1 May 2019
W. Roy Schulte
This article represents the author’s personal opinion, not necessarily that of Gartner Inc. or any other company.
After twenty-plus years of research and development, event stream processing (ESP) software platforms are no longer limited to use in niche applications or experiments. They have become essential tools for real-time analytics in many business situations.
The motivation is coming from the explosion in the amount of streaming data that needs to be analyzed, especially:
- sensor data from the Internet of Things (IoT);
- clickstreams from user interactions;
- social media events such as tweets, Instagram posts, Facebook posts and Linked-in updates;
- market data;
- weather data; and
- event streams from transactions in business applications.
Academics began building general purpose ESP platforms that developers can use to build and deploy stream analytics applications (then called complex-event processing (CEP)) as early as the 1990s. But only a handful of commercial products were available before 2010. These were used primarily for high speed trading systems for financial exchanges and intelligence applications for government agencies.
In the past nine years, the number of commercial and open source ESP platforms has grown from a handful to more than 40. This post summarizes eight of the key trends for this software.
- Ubiquity – Virtually all major software vendors offer one or more ESP products (see lists below). Vendors realize that streaming data is only going to grow more plentiful, and that an increasing number of business applications need to be able to deal with that data in real time or near-real time.
- IoT – Several years ago, we projected that the IoT would be a killer application for ESP (actually killer applications because IoT is hundreds of different kinds of applications, not one kind). This is proving to be the case. Most IoT applications deal with sensor data, and sensor data is generated as real-time event streams. All of the IoT platform suites that we have seen include an ESP platform as part of the product. Most vendors of IoT platforms wisely choose to leverage their general-purpose ESP products rather than writing a new ESP platform just to embed in their IoT platform.

□ □ □ □ □ □ □

# Directive:
Answer these questions using the article on event stream processing:
1. Before 2010, what were the few commercial ESP products mainly used for?
2. How many commercial and open source ESP platforms exist now, according to the article?
3. Instead of writing a new ESP platform to embed, what do most vendors of IoT platforms do?

□ □ □ □ □ □ □

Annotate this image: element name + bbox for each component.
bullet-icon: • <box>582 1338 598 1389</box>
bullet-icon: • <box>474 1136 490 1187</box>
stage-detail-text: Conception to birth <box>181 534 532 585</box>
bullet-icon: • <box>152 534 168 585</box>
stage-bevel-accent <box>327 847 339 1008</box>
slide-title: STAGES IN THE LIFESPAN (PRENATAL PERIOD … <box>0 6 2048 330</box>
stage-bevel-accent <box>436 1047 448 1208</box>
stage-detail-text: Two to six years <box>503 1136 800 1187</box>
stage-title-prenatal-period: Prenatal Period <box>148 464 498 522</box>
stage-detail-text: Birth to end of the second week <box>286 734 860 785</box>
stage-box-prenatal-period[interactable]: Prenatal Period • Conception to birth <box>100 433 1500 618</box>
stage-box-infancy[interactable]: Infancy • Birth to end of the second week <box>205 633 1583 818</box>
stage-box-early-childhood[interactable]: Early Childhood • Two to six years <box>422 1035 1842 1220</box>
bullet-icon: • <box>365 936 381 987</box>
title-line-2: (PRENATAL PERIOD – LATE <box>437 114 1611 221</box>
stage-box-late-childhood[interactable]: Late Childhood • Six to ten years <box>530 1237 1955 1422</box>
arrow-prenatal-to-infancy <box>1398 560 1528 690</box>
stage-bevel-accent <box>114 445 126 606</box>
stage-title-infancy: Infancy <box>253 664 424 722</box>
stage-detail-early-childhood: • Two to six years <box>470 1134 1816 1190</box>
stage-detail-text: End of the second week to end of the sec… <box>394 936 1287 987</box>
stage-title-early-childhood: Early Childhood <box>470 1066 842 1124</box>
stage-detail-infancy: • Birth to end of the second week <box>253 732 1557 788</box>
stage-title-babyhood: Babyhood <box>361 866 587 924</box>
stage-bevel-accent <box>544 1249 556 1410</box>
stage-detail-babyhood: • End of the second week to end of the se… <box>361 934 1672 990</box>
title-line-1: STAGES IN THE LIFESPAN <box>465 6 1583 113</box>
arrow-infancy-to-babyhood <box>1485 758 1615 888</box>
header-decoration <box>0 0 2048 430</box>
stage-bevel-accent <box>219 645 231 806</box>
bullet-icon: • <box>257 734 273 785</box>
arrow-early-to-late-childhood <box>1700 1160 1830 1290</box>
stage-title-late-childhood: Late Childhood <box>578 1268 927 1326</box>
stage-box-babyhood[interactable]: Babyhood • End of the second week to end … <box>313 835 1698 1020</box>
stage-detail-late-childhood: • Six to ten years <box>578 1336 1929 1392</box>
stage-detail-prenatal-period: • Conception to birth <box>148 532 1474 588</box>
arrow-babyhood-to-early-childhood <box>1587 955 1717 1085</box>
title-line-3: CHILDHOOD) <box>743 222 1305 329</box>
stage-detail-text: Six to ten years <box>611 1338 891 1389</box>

□ □ □ □ □ □ □

# Solution to the exercise:
1. High-speed trading systems for financial exchanges and intelligence applications for government agencies.
2. More than 40.
3. They leverage their general-purpose ESP products.